PASSAGE TO READ:

>>>>

On a parallel note, we also needed to look up people's locations on a week by week basis, and there were some on the fly DB calls happening in the view layer for this as well.
So where did role and location come from? Lo and behold, both of these properties were methods of a single PersonRange object.
My direction was clear. In the controller layer, I made one set of queries to figure out the relevant person range for each person for each week. This cache was used for all location and role questions from that point forward. The cache was plopped into the main ProjectAllocationMatrix object along with the other preexisting caches, of which there were many. Boom, 50% speed improvement.
Before I could tackle a bigger refactor, I needed to simplify and organize the code a bit. The codebase had some obvious things to organize, that wouldn't affect the performance much but would clarify flows and responsibilities.
- There were some helper methods that didn't have anything to do with view logic. The easy refactor for these kinds of methods is to figure out which of their arguments is the 'important object', and move the method into becoming an instance method of that object.

<<<<

GIVEN DATA:

>>>>

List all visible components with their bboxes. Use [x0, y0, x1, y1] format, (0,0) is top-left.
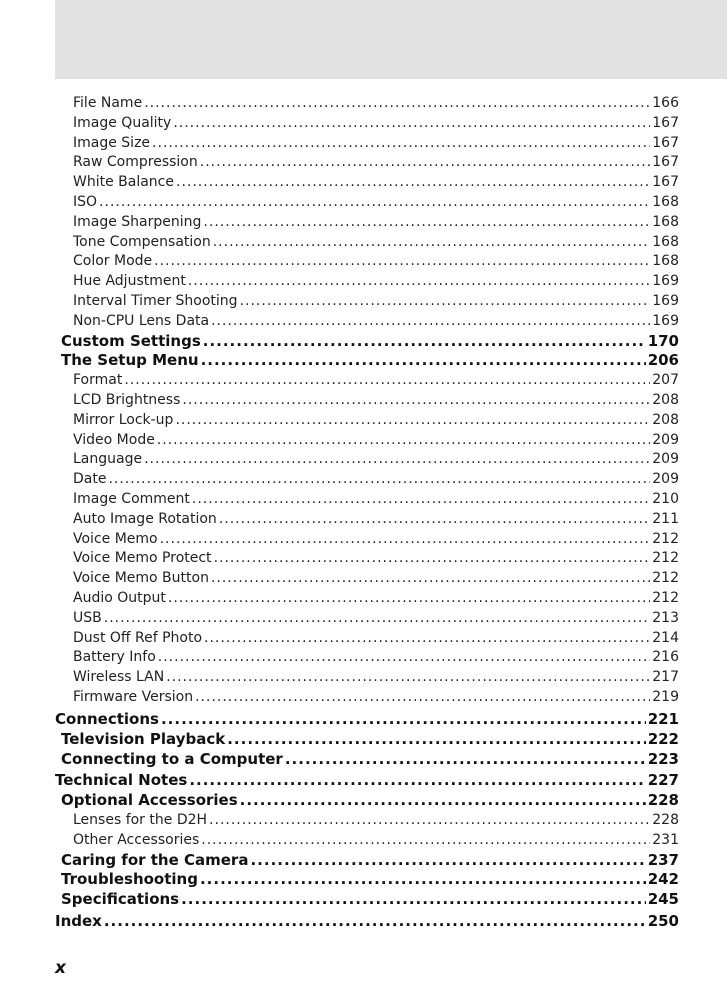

<<<<

CHALLENGES:
• A. Answer these questions from the passage on the performance refactor, one line each:
(i) Which object provided both role and location as methods?
(ii) What speed improvement followed the caching change?
(iii) Into which object was the cache placed?
• B. Translate this sentence from the passage on the performance refactor into Spanish: "This cache was used for all location and role questions from that point forward."
• C. Write the next part of the passage on the performance refactor, picking up after its final sentence about helper methods.

FINAL RESULTS:
• A.
(i) A single PersonRange object.
(ii) A 50% speed improvement.
(iii) The main ProjectAllocationMatrix object.

• B. Esta caché se usó para todas las consultas de ubicación y rol a partir de ese momento.

• C.
- I found a few repeated patterns embedded in the views - an expression of 'billable + unbillable + overhead' that took three separate collections and added them together in this specific order. These three collections were only used to be added together in this way. An easy refactor consolidated them into one collection method. In the process, I simplified the calculations from three separate selects to a single sort.
- One of the caches stored a person's last unique set of initials. This cache was then postprocessed to generate an abbreviated name for that person. It seemed more useful to make this cache store the entire abbreviated name, to reduce postprocessing.
- Some of the caches were exposed so that other code (mostly view logic) used them directly as a hash, knowing exactly how the cache was organized. I reduced the cohesion between the caches and the view layer, adding access methods to the matrix object that held the caches.
Taking another passthrough for performance
Even after these changes, I was still seeing some database calls in the view layer. I decided to track them down and get rid of them.
- One of them was a 'find location by id' lookup. As it turned out, locations were an association from PersonRange, so making the person range cache join with location in the query was a no-brainer and removed all those queries.
- The time calculating allocations for a week was a bit long. Looking at this code, it was running a SQL query then using Ruby to first group allocations by project ID, then sort by person for each project. I couldn't imagine that doing an individual sort for each project was terribly efficient. I decided to do the sort first, then select the projects. This shaved a few milliseconds - no big deal.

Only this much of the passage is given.